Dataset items
◆ ◆ ◆ ◆ ◆ ◆ ◆
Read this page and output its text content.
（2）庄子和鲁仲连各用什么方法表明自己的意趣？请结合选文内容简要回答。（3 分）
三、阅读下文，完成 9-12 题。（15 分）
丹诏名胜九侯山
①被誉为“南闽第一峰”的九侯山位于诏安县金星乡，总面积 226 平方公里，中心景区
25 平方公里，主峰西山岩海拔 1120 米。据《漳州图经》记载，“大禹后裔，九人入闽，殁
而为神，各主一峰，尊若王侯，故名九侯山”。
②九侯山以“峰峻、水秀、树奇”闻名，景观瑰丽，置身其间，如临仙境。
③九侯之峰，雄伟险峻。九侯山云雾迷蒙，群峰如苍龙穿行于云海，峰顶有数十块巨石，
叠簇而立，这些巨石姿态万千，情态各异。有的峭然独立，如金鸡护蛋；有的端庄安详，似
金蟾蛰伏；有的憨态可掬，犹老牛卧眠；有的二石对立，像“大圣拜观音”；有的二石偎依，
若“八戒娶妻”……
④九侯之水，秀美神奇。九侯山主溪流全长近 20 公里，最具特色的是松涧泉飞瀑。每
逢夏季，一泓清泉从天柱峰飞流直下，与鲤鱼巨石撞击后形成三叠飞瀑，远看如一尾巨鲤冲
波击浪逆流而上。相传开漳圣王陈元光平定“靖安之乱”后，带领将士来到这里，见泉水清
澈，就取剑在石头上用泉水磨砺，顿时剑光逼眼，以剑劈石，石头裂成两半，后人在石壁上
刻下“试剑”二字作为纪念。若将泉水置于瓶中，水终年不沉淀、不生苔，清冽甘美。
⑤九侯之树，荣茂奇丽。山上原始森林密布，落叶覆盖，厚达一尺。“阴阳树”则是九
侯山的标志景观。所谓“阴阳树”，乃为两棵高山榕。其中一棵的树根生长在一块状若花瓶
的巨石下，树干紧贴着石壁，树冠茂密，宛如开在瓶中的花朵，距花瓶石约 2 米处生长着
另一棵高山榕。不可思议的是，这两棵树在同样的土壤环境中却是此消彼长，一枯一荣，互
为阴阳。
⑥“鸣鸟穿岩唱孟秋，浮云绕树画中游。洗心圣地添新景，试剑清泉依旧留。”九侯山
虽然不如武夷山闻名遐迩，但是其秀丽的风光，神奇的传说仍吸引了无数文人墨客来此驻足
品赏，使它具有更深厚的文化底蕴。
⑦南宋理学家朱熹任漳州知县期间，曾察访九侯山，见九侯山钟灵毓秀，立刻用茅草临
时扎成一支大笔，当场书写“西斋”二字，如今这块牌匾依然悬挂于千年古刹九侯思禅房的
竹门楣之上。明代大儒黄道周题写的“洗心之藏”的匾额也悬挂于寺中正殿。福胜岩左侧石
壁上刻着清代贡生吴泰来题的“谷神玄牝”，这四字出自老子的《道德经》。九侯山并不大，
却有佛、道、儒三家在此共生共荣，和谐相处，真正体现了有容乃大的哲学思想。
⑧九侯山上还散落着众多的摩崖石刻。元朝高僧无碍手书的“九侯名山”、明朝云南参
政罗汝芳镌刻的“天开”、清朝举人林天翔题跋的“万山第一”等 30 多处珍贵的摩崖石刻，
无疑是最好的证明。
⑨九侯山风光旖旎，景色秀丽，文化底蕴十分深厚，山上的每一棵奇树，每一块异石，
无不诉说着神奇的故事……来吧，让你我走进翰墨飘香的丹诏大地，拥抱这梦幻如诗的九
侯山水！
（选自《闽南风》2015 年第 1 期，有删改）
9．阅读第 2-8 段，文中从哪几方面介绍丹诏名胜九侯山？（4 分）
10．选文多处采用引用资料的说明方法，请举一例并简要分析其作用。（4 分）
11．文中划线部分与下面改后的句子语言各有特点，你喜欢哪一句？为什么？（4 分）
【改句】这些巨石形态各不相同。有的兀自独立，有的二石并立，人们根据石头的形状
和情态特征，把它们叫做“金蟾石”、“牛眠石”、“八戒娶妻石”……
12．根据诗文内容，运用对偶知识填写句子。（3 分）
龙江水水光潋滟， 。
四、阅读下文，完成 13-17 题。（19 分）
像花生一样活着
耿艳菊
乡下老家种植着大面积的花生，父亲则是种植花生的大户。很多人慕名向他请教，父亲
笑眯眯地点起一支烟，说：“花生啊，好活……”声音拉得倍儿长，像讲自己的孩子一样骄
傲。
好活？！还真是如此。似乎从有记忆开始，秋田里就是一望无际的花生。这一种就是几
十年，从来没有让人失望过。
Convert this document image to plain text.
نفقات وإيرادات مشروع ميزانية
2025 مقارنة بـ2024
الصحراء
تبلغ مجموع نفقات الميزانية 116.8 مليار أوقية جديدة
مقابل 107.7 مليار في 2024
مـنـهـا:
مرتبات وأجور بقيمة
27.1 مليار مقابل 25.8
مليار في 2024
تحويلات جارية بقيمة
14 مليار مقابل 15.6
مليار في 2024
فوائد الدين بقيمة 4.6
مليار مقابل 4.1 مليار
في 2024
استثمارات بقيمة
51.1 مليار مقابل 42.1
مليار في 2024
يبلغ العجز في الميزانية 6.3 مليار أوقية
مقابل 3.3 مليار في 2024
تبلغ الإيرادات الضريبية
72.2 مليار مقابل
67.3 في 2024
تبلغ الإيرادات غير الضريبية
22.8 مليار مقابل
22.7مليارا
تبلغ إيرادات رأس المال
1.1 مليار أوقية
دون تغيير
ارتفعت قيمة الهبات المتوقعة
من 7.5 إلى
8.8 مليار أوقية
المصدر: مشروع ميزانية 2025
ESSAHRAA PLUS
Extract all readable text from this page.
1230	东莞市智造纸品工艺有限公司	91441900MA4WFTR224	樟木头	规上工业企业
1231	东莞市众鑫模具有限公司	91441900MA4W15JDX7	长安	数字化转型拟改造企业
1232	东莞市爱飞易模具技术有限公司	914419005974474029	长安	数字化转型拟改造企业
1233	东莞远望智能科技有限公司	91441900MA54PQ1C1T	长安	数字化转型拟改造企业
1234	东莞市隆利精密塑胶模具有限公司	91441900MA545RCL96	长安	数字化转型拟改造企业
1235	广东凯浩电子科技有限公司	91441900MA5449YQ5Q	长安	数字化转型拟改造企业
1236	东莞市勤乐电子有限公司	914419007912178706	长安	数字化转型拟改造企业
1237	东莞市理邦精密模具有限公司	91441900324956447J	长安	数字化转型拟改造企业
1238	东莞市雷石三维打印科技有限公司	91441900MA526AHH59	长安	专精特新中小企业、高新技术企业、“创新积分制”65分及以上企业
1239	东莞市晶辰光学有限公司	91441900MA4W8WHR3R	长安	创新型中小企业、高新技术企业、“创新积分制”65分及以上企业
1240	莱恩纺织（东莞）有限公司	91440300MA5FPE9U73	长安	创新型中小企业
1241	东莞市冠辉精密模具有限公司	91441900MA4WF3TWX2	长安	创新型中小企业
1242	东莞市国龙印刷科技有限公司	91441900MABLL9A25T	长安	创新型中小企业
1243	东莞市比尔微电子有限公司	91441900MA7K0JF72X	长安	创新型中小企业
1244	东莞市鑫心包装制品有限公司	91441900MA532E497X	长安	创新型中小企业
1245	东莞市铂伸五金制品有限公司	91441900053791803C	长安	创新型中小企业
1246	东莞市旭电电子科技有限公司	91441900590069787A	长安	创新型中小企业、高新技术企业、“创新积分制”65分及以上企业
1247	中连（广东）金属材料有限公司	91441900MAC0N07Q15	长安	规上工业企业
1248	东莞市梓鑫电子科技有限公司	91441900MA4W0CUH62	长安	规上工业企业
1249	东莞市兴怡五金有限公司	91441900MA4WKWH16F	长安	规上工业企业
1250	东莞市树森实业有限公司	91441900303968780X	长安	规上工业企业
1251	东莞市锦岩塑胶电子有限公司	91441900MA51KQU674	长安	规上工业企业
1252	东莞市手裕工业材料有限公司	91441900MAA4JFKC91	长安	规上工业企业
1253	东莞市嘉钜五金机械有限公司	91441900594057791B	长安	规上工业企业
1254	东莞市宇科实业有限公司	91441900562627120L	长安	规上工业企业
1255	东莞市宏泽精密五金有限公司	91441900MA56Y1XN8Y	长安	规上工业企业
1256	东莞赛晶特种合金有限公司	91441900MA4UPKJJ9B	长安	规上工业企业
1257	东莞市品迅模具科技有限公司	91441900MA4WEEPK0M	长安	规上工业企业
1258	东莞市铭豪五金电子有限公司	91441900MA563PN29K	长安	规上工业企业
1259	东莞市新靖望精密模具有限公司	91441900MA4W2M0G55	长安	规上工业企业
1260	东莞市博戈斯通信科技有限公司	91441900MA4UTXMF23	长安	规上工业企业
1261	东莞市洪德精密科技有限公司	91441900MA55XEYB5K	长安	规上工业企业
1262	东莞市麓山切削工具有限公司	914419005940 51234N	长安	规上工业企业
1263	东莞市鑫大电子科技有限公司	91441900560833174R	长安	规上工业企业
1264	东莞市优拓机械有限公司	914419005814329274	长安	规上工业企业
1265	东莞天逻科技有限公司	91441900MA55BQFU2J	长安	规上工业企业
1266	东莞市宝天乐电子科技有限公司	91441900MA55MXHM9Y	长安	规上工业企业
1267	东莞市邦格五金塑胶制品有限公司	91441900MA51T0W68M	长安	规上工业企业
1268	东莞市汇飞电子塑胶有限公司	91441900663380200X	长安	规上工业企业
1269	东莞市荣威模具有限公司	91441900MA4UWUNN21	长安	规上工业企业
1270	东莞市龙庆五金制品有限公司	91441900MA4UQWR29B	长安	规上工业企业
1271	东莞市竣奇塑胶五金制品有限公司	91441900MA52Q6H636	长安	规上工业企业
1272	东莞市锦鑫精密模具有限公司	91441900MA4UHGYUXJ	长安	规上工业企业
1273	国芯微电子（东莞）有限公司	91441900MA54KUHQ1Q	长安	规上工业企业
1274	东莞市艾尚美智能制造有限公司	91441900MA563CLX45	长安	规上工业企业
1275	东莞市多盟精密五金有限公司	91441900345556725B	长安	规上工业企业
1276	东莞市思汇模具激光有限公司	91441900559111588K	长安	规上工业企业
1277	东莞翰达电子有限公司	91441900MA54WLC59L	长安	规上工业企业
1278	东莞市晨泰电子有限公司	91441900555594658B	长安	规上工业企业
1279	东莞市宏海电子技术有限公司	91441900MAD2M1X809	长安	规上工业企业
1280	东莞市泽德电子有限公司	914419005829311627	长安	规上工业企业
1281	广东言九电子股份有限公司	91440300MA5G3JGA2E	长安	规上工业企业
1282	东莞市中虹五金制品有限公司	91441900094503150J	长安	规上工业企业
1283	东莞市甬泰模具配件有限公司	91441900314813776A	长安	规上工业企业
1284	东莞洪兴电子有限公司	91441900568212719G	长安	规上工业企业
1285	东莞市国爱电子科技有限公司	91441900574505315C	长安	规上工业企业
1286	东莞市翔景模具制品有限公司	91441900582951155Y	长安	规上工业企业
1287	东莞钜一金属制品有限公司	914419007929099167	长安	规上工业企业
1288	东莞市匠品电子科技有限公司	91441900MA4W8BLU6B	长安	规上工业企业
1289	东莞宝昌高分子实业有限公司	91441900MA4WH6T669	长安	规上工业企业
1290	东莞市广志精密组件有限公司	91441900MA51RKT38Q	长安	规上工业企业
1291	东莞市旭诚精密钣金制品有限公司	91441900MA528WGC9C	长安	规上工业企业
◆ ◆ ◆ ◆ ◆ ◆ ◆
**WHAT IS REQUIRED**:
Find every line with "تبلغ" in the listing and state how many there are, nothing else.

**TASK SOLUTION**:
4